§ WHAT THE TASK REQUIRES:
Reproduce the listing below in its entirety. Change nothing.

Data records
○ ○ ○ ○ ○

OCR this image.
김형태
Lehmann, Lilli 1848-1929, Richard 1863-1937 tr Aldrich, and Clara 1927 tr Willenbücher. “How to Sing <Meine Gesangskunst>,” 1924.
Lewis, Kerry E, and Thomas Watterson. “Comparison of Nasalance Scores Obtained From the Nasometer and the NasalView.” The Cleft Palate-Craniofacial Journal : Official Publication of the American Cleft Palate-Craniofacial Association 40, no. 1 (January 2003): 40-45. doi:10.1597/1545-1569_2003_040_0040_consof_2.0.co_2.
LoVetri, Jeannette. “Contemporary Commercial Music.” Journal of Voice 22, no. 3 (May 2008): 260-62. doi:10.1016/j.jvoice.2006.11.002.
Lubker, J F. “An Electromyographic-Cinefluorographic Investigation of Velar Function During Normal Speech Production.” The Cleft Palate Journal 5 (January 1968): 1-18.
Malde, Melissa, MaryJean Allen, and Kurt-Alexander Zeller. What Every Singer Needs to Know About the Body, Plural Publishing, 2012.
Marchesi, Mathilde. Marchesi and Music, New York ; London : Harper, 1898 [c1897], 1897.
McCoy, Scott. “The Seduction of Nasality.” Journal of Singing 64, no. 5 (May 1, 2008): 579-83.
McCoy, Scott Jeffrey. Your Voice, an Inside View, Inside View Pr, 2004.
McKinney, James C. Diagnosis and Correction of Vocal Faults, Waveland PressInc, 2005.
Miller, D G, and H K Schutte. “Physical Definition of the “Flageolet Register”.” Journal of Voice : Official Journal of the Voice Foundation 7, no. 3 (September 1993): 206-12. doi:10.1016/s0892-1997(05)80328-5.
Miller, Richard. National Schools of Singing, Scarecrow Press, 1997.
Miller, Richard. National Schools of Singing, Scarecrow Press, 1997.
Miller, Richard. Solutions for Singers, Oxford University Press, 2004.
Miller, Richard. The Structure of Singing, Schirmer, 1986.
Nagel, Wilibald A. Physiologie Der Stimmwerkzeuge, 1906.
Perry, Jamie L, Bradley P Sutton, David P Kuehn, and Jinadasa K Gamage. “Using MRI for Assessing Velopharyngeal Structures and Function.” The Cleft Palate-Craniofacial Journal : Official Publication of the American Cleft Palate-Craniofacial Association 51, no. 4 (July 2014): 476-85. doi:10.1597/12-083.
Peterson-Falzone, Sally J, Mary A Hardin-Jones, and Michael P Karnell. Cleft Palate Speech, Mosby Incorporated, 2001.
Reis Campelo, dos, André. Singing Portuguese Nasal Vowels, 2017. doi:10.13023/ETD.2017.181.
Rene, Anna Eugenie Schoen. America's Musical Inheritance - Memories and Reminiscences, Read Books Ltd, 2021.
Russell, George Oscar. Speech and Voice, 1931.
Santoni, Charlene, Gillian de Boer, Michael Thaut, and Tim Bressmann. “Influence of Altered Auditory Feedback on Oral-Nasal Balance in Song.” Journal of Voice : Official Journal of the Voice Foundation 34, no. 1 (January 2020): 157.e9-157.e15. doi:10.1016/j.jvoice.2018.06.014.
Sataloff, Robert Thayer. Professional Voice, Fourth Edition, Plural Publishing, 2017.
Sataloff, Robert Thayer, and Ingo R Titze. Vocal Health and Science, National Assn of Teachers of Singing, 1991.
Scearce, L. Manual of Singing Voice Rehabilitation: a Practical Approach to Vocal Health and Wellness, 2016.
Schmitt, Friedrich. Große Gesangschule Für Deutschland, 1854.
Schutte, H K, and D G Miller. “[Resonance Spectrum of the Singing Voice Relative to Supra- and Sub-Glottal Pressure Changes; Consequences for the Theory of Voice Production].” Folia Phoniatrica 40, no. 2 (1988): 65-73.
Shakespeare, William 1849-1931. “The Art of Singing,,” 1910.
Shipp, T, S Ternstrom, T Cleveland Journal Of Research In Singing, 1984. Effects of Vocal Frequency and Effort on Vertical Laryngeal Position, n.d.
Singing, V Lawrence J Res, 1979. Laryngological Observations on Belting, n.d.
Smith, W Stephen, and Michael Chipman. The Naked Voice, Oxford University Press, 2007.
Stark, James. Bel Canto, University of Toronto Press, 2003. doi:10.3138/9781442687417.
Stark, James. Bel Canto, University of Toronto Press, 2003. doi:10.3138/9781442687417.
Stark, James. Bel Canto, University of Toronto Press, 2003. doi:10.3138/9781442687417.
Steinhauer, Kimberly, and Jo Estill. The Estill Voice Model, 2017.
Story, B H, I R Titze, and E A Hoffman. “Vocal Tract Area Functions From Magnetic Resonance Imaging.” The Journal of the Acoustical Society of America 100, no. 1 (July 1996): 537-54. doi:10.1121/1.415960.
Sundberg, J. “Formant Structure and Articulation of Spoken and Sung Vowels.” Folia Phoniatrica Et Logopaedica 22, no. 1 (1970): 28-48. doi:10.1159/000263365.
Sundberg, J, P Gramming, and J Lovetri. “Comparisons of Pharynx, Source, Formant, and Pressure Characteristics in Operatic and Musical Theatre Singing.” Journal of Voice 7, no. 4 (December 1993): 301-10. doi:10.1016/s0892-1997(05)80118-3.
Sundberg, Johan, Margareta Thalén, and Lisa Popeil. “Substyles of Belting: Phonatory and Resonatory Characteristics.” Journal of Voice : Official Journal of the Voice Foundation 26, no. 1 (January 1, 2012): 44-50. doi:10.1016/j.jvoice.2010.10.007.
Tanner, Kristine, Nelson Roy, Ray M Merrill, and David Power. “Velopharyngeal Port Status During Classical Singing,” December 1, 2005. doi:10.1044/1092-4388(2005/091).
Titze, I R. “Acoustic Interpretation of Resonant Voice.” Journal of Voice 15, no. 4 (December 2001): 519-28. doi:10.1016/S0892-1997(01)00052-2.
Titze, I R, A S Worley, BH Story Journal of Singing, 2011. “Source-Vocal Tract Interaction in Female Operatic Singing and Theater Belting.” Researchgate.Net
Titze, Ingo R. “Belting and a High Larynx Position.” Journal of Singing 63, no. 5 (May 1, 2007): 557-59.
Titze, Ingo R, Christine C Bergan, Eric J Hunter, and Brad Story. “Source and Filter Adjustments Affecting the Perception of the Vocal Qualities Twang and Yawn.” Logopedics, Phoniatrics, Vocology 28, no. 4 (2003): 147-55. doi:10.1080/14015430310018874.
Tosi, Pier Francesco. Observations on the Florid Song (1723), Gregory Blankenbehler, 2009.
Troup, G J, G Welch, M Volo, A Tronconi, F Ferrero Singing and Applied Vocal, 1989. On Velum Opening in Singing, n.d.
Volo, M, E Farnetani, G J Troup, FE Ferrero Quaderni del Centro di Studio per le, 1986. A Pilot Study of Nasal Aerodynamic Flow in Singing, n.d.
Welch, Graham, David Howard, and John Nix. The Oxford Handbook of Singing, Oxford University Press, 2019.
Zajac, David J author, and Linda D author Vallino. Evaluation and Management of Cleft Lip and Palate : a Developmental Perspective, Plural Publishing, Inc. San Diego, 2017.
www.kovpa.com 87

○ ○ ○ ○ ○

§ WRITTEN RESPONSE:
OCR this image.
김형태
Lehmann, Lilli 1848-1929, Richard 1863-1937 tr Aldrich, and Clara 1927 tr Willenbücher. “How to Sing <Meine Gesangskunst>,” 1924.
Lewis, Kerry E, and Thomas Watterson. “Comparison of Nasalance Scores Obtained From the Nasometer and the NasalView.” The Cleft Palate-Craniofacial Journal : Official Publication of the American Cleft Palate-Craniofacial Association 40, no. 1 (January 2003): 40-45. doi:10.1597/1545-1569_2003_040_0040_consof_2.0.co_2.
LoVetri, Jeannette. “Contemporary Commercial Music.” Journal of Voice 22, no. 3 (May 2008): 260-62. doi:10.1016/j.jvoice.2006.11.002.
Lubker, J F. “An Electromyographic-Cinefluorographic Investigation of Velar Function During Normal Speech Production.” The Cleft Palate Journal 5 (January 1968): 1-18.
Malde, Melissa, MaryJean Allen, and Kurt-Alexander Zeller. What Every Singer Needs to Know About the Body, Plural Publishing, 2012.
Marchesi, Mathilde. Marchesi and Music, New York ; London : Harper, 1898 [c1897], 1897.
McCoy, Scott. “The Seduction of Nasality.” Journal of Singing 64, no. 5 (May 1, 2008): 579-83.
McCoy, Scott Jeffrey. Your Voice, an Inside View, Inside View Pr, 2004.
McKinney, James C. Diagnosis and Correction of Vocal Faults, Waveland PressInc, 2005.
Miller, D G, and H K Schutte. “Physical Definition of the “Flageolet Register”.” Journal of Voice : Official Journal of the Voice Foundation 7, no. 3 (September 1993): 206-12. doi:10.1016/s0892-1997(05)80328-5.
Miller, Richard. National Schools of Singing, Scarecrow Press, 1997.
Miller, Richard. National Schools of Singing, Scarecrow Press, 1997.
Miller, Richard. Solutions for Singers, Oxford University Press, 2004.
Miller, Richard. The Structure of Singing, Schirmer, 1986.
Nagel, Wilibald A. Physiologie Der Stimmwerkzeuge, 1906.
Perry, Jamie L, Bradley P Sutton, David P Kuehn, and Jinadasa K Gamage. “Using MRI for Assessing Velopharyngeal Structures and Function.” The Cleft Palate-Craniofacial Journal : Official Publication of the American Cleft Palate-Craniofacial Association 51, no. 4 (July 2014): 476-85. doi:10.1597/12-083.
Peterson-Falzone, Sally J, Mary A Hardin-Jones, and Michael P Karnell. Cleft Palate Speech, Mosby Incorporated, 2001.
Reis Campelo, dos, André. Singing Portuguese Nasal Vowels, 2017. doi:10.13023/ETD.2017.181.
Rene, Anna Eugenie Schoen. America's Musical Inheritance - Memories and Reminiscences, Read Books Ltd, 2021.
Russell, George Oscar. Speech and Voice, 1931.
Santoni, Charlene, Gillian de Boer, Michael Thaut, and Tim Bressmann. “Influence of Altered Auditory Feedback on Oral-Nasal Balance in Song.” Journal of Voice : Official Journal of the Voice Foundation 34, no. 1 (January 2020): 157.e9-157.e15. doi:10.1016/j.jvoice.2018.06.014.
Sataloff, Robert Thayer. Professional Voice, Fourth Edition, Plural Publishing, 2017.
Sataloff, Robert Thayer, and Ingo R Titze. Vocal Health and Science, National Assn of Teachers of Singing, 1991.
Scearce, L. Manual of Singing Voice Rehabilitation: a Practical Approach to Vocal Health and Wellness, 2016.
Schmitt, Friedrich. Große Gesangschule Für Deutschland, 1854.
Schutte, H K, and D G Miller. “[Resonance Spectrum of the Singing Voice Relative to Supra- and Sub-Glottal Pressure Changes; Consequences for the Theory of Voice Production].” Folia Phoniatrica 40, no. 2 (1988): 65-73.
Shakespeare, William 1849-1931. “The Art of Singing,,” 1910.
Shipp, T, S Ternstrom, T Cleveland Journal Of Research In Singing, 1984. Effects of Vocal Frequency and Effort on Vertical Laryngeal Position, n.d.
Singing, V Lawrence J Res, 1979. Laryngological Observations on Belting, n.d.
Smith, W Stephen, and Michael Chipman. The Naked Voice, Oxford University Press, 2007.
Stark, James. Bel Canto, University of Toronto Press, 2003. doi:10.3138/9781442687417.
Stark, James. Bel Canto, University of Toronto Press, 2003. doi:10.3138/9781442687417.
Stark, James. Bel Canto, University of Toronto Press, 2003. doi:10.3138/9781442687417.
Steinhauer, Kimberly, and Jo Estill. The Estill Voice Model, 2017.
Story, B H, I R Titze, and E A Hoffman. “Vocal Tract Area Functions From Magnetic Resonance Imaging.” The Journal of the Acoustical Society of America 100, no. 1 (July 1996): 537-54. doi:10.1121/1.415960.
Sundberg, J. “Formant Structure and Articulation of Spoken and Sung Vowels.” Folia Phoniatrica Et Logopaedica 22, no. 1 (1970): 28-48. doi:10.1159/000263365.
Sundberg, J, P Gramming, and J Lovetri. “Comparisons of Pharynx, Source, Formant, and Pressure Characteristics in Operatic and Musical Theatre Singing.” Journal of Voice 7, no. 4 (December 1993): 301-10. doi:10.1016/s0892-1997(05)80118-3.
Sundberg, Johan, Margareta Thalén, and Lisa Popeil. “Substyles of Belting: Phonatory and Resonatory Characteristics.” Journal of Voice : Official Journal of the Voice Foundation 26, no. 1 (January 1, 2012): 44-50. doi:10.1016/j.jvoice.2010.10.007.
Tanner, Kristine, Nelson Roy, Ray M Merrill, and David Power. “Velopharyngeal Port Status During Classical Singing,” December 1, 2005. doi:10.1044/1092-4388(2005/091).
Titze, I R. “Acoustic Interpretation of Resonant Voice.” Journal of Voice 15, no. 4 (December 2001): 519-28. doi:10.1016/S0892-1997(01)00052-2.
Titze, I R, A S Worley, BH Story Journal of Singing, 2011. “Source-Vocal Tract Interaction in Female Operatic Singing and Theater Belting.” Researchgate.Net
Titze, Ingo R. “Belting and a High Larynx Position.” Journal of Singing 63, no. 5 (May 1, 2007): 557-59.
Titze, Ingo R, Christine C Bergan, Eric J Hunter, and Brad Story. “Source and Filter Adjustments Affecting the Perception of the Vocal Qualities Twang and Yawn.” Logopedics, Phoniatrics, Vocology 28, no. 4 (2003): 147-55. doi:10.1080/14015430310018874.
Tosi, Pier Francesco. Observations on the Florid Song (1723), Gregory Blankenbehler, 2009.
Troup, G J, G Welch, M Volo, A Tronconi, F Ferrero Singing and Applied Vocal, 1989. On Velum Opening in Singing, n.d.
Volo, M, E Farnetani, G J Troup, FE Ferrero Quaderni del Centro di Studio per le, 1986. A Pilot Study of Nasal Aerodynamic Flow in Singing, n.d.
Welch, Graham, David Howard, and John Nix. The Oxford Handbook of Singing, Oxford University Press, 2019.
Zajac, David J author, and Linda D author Vallino. Evaluation and Management of Cleft Lip and Palate : a Developmental Perspective, Plural Publishing, Inc. San Diego, 2017.
www.kovpa.com 87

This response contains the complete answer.